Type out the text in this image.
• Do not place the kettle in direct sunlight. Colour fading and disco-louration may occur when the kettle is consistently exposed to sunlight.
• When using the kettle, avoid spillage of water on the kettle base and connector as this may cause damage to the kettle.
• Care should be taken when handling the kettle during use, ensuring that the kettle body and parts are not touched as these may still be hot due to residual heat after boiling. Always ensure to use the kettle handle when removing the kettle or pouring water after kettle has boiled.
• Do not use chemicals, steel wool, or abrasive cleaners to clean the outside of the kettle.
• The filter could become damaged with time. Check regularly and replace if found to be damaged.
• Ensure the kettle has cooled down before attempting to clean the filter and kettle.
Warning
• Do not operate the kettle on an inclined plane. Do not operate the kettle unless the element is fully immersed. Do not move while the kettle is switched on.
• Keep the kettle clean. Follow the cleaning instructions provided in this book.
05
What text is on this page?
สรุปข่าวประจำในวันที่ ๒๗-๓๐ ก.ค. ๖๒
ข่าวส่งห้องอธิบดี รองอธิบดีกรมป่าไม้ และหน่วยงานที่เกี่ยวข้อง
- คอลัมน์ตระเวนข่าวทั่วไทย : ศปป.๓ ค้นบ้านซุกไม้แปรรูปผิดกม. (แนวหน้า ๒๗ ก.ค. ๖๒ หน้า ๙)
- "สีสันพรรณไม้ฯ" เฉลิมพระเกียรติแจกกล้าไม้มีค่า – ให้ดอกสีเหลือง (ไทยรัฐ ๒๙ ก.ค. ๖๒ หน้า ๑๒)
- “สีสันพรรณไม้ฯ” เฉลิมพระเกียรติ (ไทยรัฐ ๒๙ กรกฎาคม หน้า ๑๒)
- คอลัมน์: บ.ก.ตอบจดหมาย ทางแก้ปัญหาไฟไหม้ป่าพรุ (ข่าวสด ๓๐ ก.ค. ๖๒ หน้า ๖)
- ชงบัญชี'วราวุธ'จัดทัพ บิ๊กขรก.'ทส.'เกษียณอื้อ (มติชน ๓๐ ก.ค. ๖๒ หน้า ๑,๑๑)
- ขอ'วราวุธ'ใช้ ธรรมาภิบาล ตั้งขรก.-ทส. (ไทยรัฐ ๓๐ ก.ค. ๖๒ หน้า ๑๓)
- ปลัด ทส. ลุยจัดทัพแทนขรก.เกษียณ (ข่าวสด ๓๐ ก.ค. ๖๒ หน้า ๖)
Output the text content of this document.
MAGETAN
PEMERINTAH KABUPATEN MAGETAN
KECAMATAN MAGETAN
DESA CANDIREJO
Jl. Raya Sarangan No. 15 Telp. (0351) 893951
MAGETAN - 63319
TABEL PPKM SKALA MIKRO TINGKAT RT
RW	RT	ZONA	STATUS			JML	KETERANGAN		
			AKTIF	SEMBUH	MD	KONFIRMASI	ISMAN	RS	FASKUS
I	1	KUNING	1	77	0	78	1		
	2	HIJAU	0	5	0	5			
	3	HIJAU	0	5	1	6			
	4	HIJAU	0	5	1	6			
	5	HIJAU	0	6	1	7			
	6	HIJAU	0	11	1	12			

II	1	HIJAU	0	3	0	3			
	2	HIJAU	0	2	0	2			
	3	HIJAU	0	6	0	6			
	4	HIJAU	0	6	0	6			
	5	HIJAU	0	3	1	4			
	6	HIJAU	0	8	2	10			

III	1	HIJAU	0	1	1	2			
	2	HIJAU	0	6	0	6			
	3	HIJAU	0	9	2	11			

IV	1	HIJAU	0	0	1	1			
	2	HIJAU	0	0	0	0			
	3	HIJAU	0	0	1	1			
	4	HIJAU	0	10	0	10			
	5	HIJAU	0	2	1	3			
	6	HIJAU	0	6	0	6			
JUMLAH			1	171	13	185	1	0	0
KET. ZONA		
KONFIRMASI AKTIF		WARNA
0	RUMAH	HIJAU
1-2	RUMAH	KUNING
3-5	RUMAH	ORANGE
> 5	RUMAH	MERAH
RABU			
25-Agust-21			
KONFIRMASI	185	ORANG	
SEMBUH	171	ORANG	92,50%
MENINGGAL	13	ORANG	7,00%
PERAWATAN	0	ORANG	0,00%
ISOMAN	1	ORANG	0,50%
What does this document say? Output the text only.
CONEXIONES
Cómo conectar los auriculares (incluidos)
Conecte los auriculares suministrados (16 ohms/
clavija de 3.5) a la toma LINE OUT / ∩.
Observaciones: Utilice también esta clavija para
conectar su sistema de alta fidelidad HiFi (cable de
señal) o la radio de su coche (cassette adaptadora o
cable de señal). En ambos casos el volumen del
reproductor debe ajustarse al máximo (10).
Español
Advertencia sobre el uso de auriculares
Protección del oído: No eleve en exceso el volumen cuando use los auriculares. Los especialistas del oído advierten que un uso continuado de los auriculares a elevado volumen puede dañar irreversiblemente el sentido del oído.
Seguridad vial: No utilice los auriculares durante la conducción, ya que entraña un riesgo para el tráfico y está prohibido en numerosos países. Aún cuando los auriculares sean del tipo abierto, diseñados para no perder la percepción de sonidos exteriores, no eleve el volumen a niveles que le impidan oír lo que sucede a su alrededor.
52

> [WHAT THE TASK REQUIRES]: Retype the material above, line by line, exactly.

> [SOLUTION TO THIS TASK]:
Type out the text in this image.
• Do not place the kettle in direct sunlight. Colour fading and disco-louration may occur when the kettle is consistently exposed to sunlight.
• When using the kettle, avoid spillage of water on the kettle base and connector as this may cause damage to the kettle.
• Care should be taken when handling the kettle during use, ensuring that the kettle body and parts are not touched as these may still be hot due to residual heat after boiling. Always ensure to use the kettle handle when removing the kettle or pouring water after kettle has boiled.
• Do not use chemicals, steel wool, or abrasive cleaners to clean the outside of the kettle.
• The filter could become damaged with time. Check regularly and replace if found to be damaged.
• Ensure the kettle has cooled down before attempting to clean the filter and kettle.
Warning
• Do not operate the kettle on an inclined plane. Do not operate the kettle unless the element is fully immersed. Do not move while the kettle is switched on.
• Keep the kettle clean. Follow the cleaning instructions provided in this book.
05
What text is on this page?
สรุปข่าวประจำในวันที่ ๒๗-๓๐ ก.ค. ๖๒
ข่าวส่งห้องอธิบดี รองอธิบดีกรมป่าไม้ และหน่วยงานที่เกี่ยวข้อง
- คอลัมน์ตระเวนข่าวทั่วไทย : ศปป.๓ ค้นบ้านซุกไม้แปรรูปผิดกม. (แนวหน้า ๒๗ ก.ค. ๖๒ หน้า ๙)
- "สีสันพรรณไม้ฯ" เฉลิมพระเกียรติแจกกล้าไม้มีค่า – ให้ดอกสีเหลือง (ไทยรัฐ ๒๙ ก.ค. ๖๒ หน้า ๑๒)
- “สีสันพรรณไม้ฯ” เฉลิมพระเกียรติ (ไทยรัฐ ๒๙ กรกฎาคม หน้า ๑๒)
- คอลัมน์: บ.ก.ตอบจดหมาย ทางแก้ปัญหาไฟไหม้ป่าพรุ (ข่าวสด ๓๐ ก.ค. ๖๒ หน้า ๖)
- ชงบัญชี'วราวุธ'จัดทัพ บิ๊กขรก.'ทส.'เกษียณอื้อ (มติชน ๓๐ ก.ค. ๖๒ หน้า ๑,๑๑)
- ขอ'วราวุธ'ใช้ ธรรมาภิบาล ตั้งขรก.-ทส. (ไทยรัฐ ๓๐ ก.ค. ๖๒ หน้า ๑๓)
- ปลัด ทส. ลุยจัดทัพแทนขรก.เกษียณ (ข่าวสด ๓๐ ก.ค. ๖๒ หน้า ๖)
Output the text content of this document.
MAGETAN
PEMERINTAH KABUPATEN MAGETAN
KECAMATAN MAGETAN
DESA CANDIREJO
Jl. Raya Sarangan No. 15 Telp. (0351) 893951
MAGETAN - 63319
TABEL PPKM SKALA MIKRO TINGKAT RT
RW	RT	ZONA	STATUS			JML	KETERANGAN		
			AKTIF	SEMBUH	MD	KONFIRMASI	ISMAN	RS	FASKUS
I	1	KUNING	1	77	0	78	1		
	2	HIJAU	0	5	0	5			
	3	HIJAU	0	5	1	6			
	4	HIJAU	0	5	1	6			
	5	HIJAU	0	6	1	7			
	6	HIJAU	0	11	1	12			

II	1	HIJAU	0	3	0	3			
	2	HIJAU	0	2	0	2			
	3	HIJAU	0	6	0	6			
	4	HIJAU	0	6	0	6			
	5	HIJAU	0	3	1	4			
	6	HIJAU	0	8	2	10			

III	1	HIJAU	0	1	1	2			
	2	HIJAU	0	6	0	6			
	3	HIJAU	0	9	2	11			

IV	1	HIJAU	0	0	1	1			
	2	HIJAU	0	0	0	0			
	3	HIJAU	0	0	1	1			
	4	HIJAU	0	10	0	10			
	5	HIJAU	0	2	1	3			
	6	HIJAU	0	6	0	6			
JUMLAH			1	171	13	185	1	0	0
KET. ZONA		
KONFIRMASI AKTIF		WARNA
0	RUMAH	HIJAU
1-2	RUMAH	KUNING
3-5	RUMAH	ORANGE
> 5	RUMAH	MERAH
RABU			
25-Agust-21			
KONFIRMASI	185	ORANG	
SEMBUH	171	ORANG	92,50%
MENINGGAL	13	ORANG	7,00%
PERAWATAN	0	ORANG	0,00%
ISOMAN	1	ORANG	0,50%
What does this document say? Output the text only.
CONEXIONES
Cómo conectar los auriculares (incluidos)
Conecte los auriculares suministrados (16 ohms/
clavija de 3.5) a la toma LINE OUT / ∩.
Observaciones: Utilice también esta clavija para
conectar su sistema de alta fidelidad HiFi (cable de
señal) o la radio de su coche (cassette adaptadora o
cable de señal). En ambos casos el volumen del
reproductor debe ajustarse al máximo (10).
Español
Advertencia sobre el uso de auriculares
Protección del oído: No eleve en exceso el volumen cuando use los auriculares. Los especialistas del oído advierten que un uso continuado de los auriculares a elevado volumen puede dañar irreversiblemente el sentido del oído.
Seguridad vial: No utilice los auriculares durante la conducción, ya que entraña un riesgo para el tráfico y está prohibido en numerosos países. Aún cuando los auriculares sean del tipo abierto, diseñados para no perder la percepción de sonidos exteriores, no eleve el volumen a niveles que le impidan oír lo que sucede a su alrededor.
52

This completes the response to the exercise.